[WHAT YOU WILL DO] Can you carry on the forum thread about pressure drop across a packed bed, picking up right after its last line?

[DOCUMENT SEGMENT start]

What determines the pressure at the inlet and outlet of the bed?

I'm really sorry, I didn't understand the question :|

Actually what's happening is that, the inlet pressure is at 7.5MPa, and I am using the Ergun equation to find out the outlet pressure. What's happening is that if I toy around the Vo by increasing it (volumetric rate), the pressure decreases rapidly until it approaches a certain high Vo value and the pressure approaches 0.

I was wondering if this is equivalent to a physical phenomenon when the exit pressure becomes zero (ie. the gas won't flow anymore, the packings get destroyed, or something).

Last edited:
maistral said:
I'm really sorry, I didn't understand the question :|

Actually what's happening is that, the inlet pressure is at 7.5MPa, and I am using the Ergun equation to find out the outlet pressure. What's happening is that if I toy around the Vo by increasing it (volumetric rate), the pressure decreases rapidly until it approaches a certain high Vo value and the pressure approaches 0.

I was wondering if this is equivalent to a physical phenomenon when the exit pressure becomes zero (ie. the gas won't flow anymore, the packings get destroyed, or something).

What you are saying is that, as you increase the throughput rate through a packed bed, the pressure drop through the bed increases. Why does this surprise you?

[DOCUMENT SEGMENT end]
[EXTRACTED MATERIAL start]

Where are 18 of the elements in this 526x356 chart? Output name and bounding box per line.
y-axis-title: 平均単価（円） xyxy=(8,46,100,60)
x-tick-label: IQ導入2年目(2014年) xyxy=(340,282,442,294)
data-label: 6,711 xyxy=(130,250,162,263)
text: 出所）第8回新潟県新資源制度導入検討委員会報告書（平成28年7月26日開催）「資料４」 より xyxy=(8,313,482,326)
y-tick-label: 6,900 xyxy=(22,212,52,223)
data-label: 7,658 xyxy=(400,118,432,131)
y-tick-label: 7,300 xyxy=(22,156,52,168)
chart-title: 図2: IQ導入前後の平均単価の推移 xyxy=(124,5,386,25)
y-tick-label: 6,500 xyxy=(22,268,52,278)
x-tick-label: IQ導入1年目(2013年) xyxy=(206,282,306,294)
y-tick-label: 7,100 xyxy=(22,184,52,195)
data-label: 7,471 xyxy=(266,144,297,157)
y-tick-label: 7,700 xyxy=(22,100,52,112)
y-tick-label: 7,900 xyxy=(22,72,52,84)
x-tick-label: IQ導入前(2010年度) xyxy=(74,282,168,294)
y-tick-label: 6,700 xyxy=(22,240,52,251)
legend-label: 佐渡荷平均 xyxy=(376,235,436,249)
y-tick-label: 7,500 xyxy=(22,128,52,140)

[EXTRACTED MATERIAL end]

[OUTPUT FOR THIS EXERCISE]
Uh, I do know that the pressure should go down, but what I mean is that the pressure ratio at the end given a certain high flowrate is zero; does this signify something as a physical phenomenon? No effluent or something?

This is my first time to see a zero pressure ratio in my calculations, I'm sorry. XD

maistral said:
Uh, I do know that the pressure should go down, but what I mean is that the pressure ratio at the end given a certain high flowrate is zero; does this signify something as a physical phenomenon? No effluent or something?

This is my first time to see a zero pressure ratio in my calculations, I'm sorry. XD

I don't know what you mean by the pressure ratio.

Chet

I mean P/Po is going towards zero. The P there at the denominator is continually decreasing, causing the entire thing to approach zero apparently.

I was wondering what does this have to do as a physical phenomenon, when the exit pressure is zero.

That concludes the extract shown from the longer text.